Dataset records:
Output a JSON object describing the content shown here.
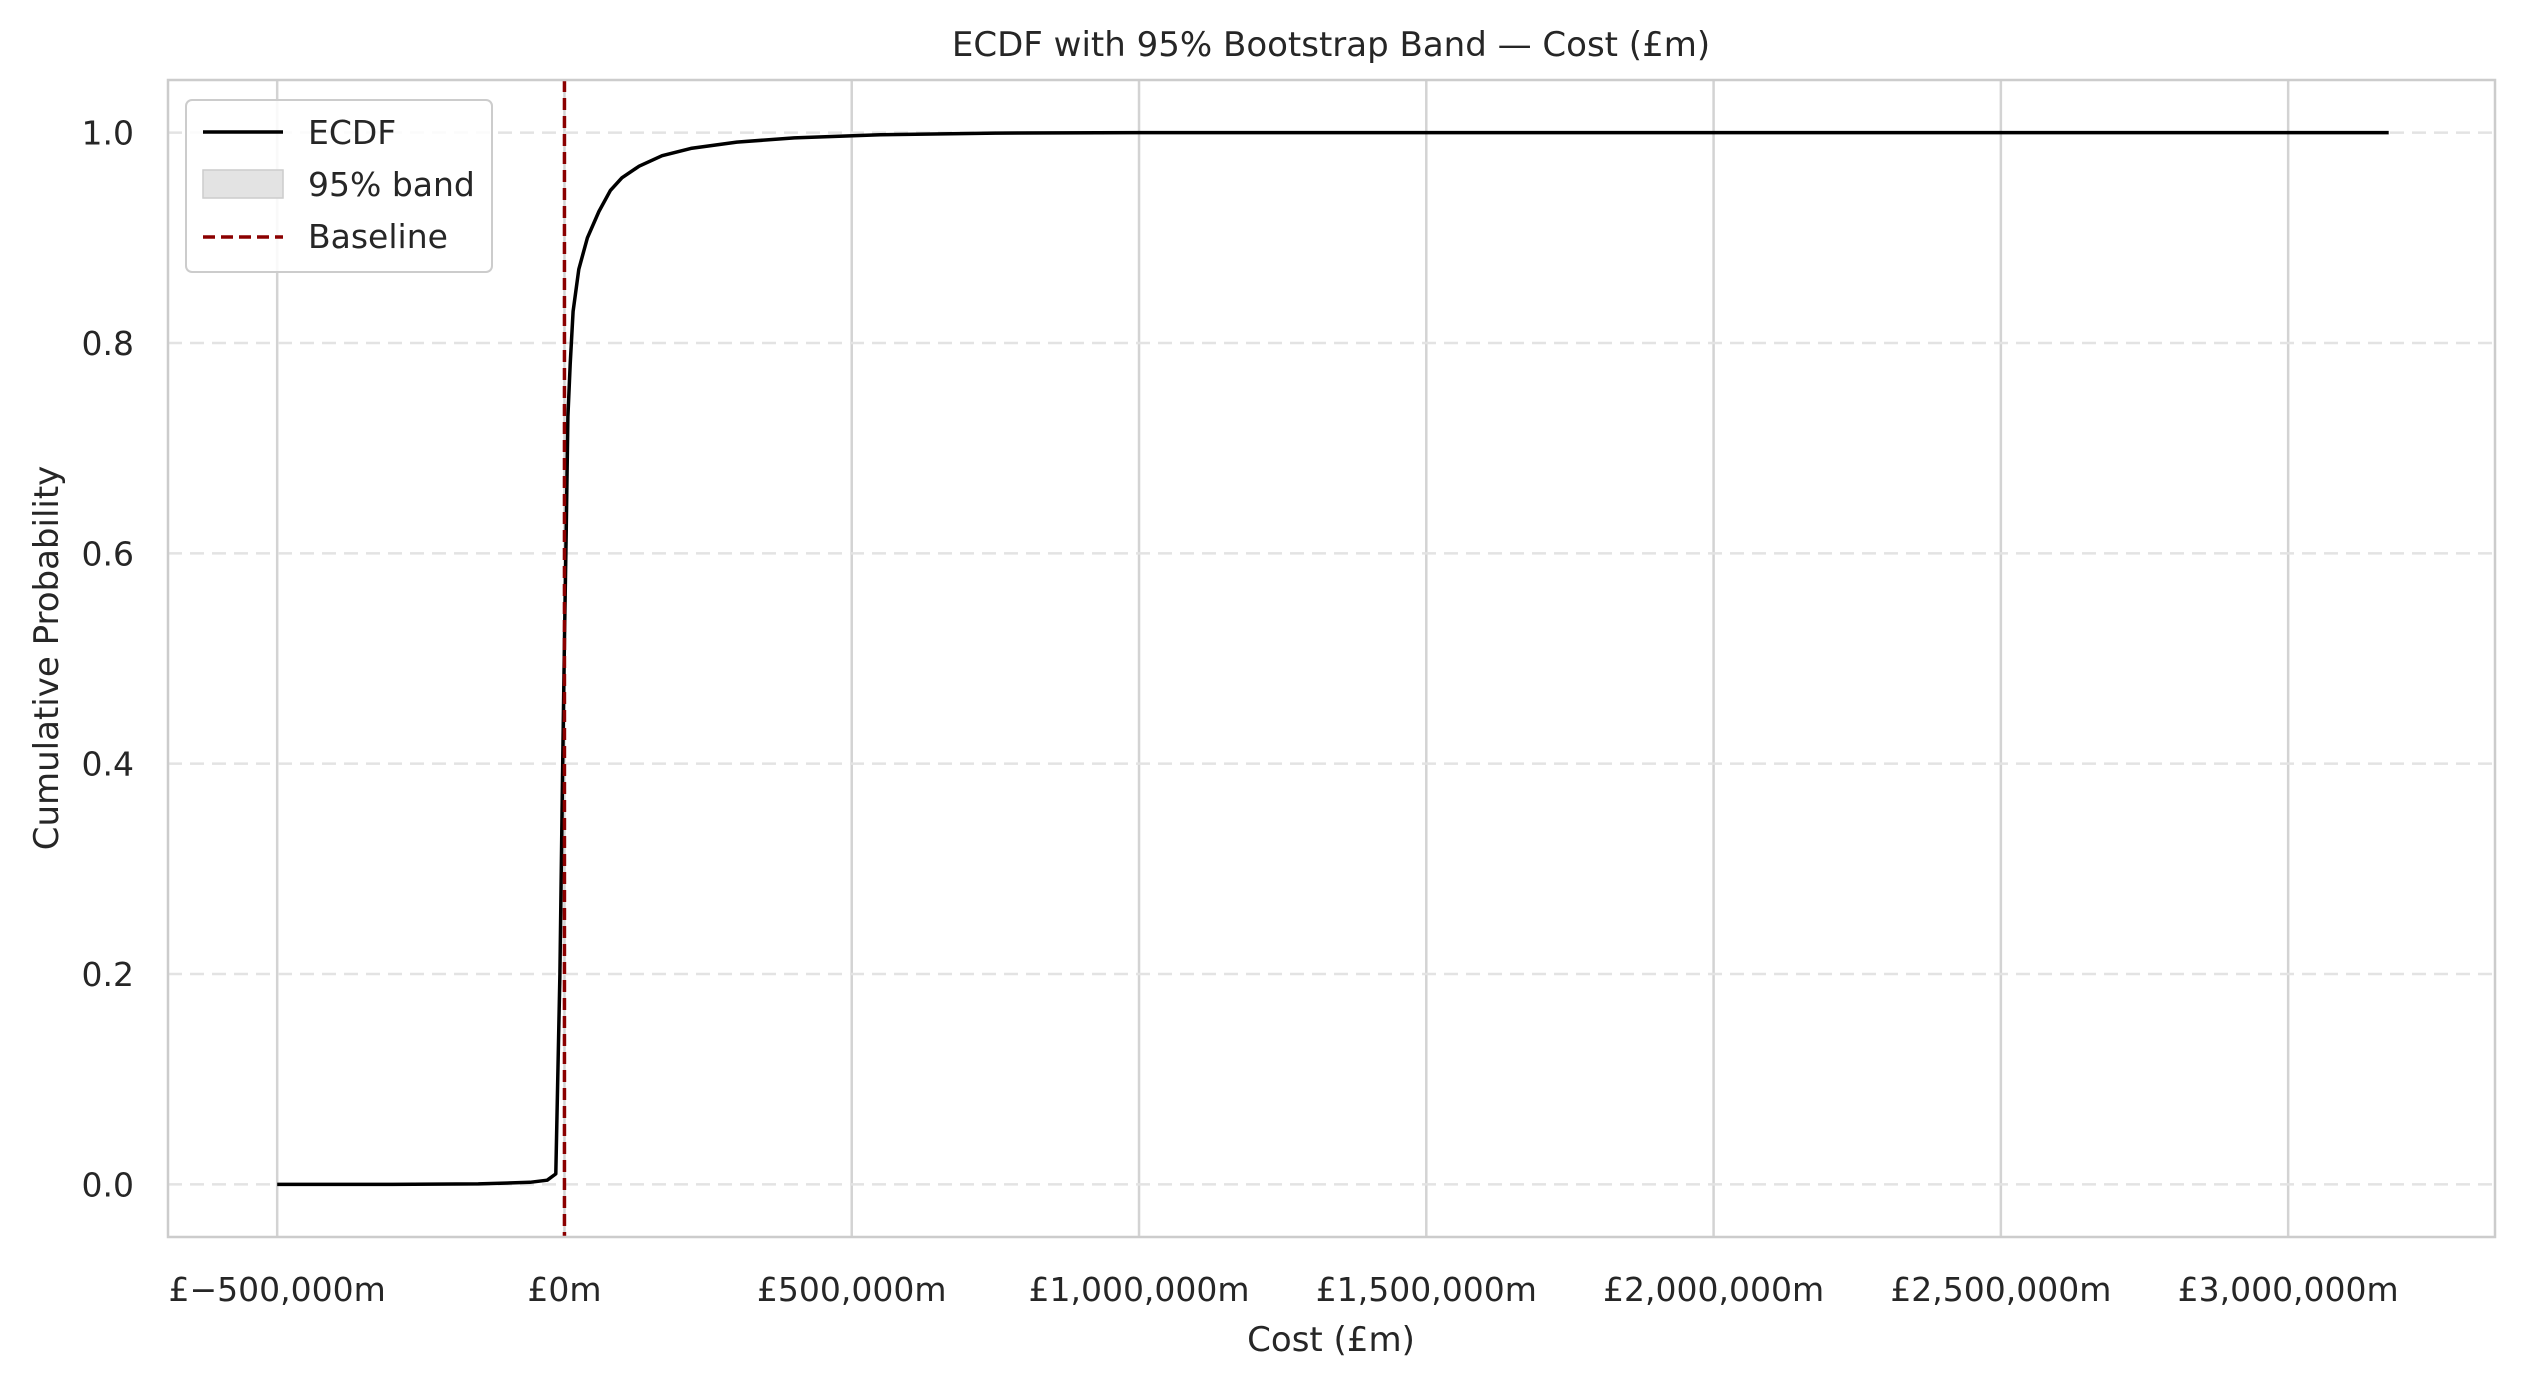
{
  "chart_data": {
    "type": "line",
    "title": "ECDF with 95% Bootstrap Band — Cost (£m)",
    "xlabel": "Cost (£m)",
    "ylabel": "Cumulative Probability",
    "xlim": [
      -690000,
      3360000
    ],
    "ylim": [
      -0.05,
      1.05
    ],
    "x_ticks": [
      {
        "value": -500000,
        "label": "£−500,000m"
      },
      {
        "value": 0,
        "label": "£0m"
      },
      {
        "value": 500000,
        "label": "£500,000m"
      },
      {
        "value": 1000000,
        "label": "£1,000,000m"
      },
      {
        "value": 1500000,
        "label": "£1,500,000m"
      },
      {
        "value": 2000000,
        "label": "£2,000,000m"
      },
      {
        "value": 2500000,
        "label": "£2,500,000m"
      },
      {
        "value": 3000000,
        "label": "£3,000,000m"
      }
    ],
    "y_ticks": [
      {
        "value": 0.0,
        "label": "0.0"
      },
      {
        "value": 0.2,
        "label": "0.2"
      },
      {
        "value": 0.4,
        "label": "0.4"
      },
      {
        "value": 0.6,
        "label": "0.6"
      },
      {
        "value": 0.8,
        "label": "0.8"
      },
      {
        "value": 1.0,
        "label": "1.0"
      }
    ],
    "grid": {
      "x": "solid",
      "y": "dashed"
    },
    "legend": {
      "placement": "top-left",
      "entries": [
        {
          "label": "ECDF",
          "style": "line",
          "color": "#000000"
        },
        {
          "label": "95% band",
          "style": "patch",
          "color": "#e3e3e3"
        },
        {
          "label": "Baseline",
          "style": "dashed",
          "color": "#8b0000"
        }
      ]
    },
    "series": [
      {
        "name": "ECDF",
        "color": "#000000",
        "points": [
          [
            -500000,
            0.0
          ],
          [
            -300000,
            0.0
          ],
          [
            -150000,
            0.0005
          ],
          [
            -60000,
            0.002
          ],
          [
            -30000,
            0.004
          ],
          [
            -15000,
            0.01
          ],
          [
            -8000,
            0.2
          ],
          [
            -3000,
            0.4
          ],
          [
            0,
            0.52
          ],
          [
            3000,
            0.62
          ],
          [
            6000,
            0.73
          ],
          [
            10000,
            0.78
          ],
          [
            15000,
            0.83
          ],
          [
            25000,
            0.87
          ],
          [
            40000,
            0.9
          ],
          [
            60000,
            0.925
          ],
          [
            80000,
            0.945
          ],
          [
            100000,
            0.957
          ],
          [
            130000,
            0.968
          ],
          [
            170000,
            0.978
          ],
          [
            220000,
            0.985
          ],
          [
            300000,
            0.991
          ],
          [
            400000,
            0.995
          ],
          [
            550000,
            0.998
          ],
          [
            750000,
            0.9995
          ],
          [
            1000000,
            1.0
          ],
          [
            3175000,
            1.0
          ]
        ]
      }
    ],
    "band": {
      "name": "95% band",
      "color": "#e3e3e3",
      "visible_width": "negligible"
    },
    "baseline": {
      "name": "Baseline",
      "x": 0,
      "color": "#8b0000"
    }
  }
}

Task description
Copy out every line from the records that has the word "style".

Result of the exercise
          "style": "line",
          "style": "patch",
          "style": "dashed",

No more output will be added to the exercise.